» DIRECTIONS: Include in the output the line containing "Enumerate this screenshot's" and each subsequent line of the records, through the end, transcribed exactly. Add nothing else.

» EXCERPTED DATA:

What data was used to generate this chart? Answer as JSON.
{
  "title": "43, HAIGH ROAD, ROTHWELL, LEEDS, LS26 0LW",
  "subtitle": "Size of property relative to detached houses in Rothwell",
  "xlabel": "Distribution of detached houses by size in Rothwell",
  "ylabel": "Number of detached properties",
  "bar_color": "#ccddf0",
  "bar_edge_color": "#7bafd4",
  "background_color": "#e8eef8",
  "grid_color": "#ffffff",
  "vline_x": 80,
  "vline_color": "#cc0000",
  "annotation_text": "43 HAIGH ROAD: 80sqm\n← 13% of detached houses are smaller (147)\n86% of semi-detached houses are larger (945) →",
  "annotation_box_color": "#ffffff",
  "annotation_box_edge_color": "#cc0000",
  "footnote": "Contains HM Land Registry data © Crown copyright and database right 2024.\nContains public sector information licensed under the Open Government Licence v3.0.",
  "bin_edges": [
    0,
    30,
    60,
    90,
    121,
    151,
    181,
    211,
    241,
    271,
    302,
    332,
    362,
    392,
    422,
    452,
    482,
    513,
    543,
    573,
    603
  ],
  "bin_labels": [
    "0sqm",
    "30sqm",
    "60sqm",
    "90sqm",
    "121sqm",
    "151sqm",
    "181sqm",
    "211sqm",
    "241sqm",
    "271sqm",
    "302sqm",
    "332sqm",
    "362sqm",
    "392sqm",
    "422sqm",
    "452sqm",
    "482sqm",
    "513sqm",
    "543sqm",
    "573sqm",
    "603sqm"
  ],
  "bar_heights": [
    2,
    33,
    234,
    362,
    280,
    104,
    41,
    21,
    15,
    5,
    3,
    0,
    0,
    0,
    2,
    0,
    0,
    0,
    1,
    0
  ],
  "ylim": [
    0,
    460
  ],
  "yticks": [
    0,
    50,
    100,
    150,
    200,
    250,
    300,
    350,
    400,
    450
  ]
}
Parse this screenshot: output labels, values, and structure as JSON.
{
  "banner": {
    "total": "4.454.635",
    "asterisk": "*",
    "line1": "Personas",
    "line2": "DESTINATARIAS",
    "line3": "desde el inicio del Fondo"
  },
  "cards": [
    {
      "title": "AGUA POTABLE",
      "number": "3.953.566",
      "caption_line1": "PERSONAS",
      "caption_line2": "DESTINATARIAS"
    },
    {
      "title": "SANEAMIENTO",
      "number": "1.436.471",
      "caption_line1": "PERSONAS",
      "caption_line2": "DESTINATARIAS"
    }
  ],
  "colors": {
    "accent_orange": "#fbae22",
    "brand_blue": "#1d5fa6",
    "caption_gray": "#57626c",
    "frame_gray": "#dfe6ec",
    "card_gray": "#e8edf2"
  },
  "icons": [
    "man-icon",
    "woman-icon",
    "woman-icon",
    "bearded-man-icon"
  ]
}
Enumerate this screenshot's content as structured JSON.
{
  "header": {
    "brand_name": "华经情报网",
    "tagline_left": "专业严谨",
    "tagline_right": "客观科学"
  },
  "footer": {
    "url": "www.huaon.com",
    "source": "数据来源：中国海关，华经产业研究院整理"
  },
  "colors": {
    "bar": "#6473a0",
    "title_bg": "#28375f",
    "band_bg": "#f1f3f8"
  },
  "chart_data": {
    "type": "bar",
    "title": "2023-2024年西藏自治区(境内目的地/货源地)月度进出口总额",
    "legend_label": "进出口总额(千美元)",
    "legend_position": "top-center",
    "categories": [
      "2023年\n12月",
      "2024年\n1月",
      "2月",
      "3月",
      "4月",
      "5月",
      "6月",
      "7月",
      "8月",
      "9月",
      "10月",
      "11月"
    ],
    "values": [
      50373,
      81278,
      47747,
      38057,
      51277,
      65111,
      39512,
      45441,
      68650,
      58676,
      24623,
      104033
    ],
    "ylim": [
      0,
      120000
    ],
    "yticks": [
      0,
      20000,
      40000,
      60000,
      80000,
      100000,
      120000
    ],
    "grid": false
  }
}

» THE ANSWER:
Enumerate this screenshot's content as structured JSON.
{
  "header": {
    "brand_name": "华经情报网",
    "tagline_left": "专业严谨",
    "tagline_right": "客观科学"
  },
  "footer": {
    "url": "www.huaon.com",
    "source": "数据来源：中国海关，华经产业研究院整理"
  },
  "colors": {
    "bar": "#6473a0",
    "title_bg": "#28375f",
    "band_bg": "#f1f3f8"
  },
  "chart_data": {
    "type": "bar",
    "title": "2023-2024年西藏自治区(境内目的地/货源地)月度进出口总额",
    "legend_label": "进出口总额(千美元)",
    "legend_position": "top-center",
    "categories": [
      "2023年\n12月",
      "2024年\n1月",
      "2月",
      "3月",
      "4月",
      "5月",
      "6月",
      "7月",
      "8月",
      "9月",
      "10月",
      "11月"
    ],
    "values": [
      50373,
      81278,
      47747,
      38057,
      51277,
      65111,
      39512,
      45441,
      68650,
      58676,
      24623,
      104033
    ],
    "ylim": [
      0,
      120000
    ],
    "yticks": [
      0,
      20000,
      40000,
      60000,
      80000,
      100000,
      120000
    ],
    "grid": false
  }
}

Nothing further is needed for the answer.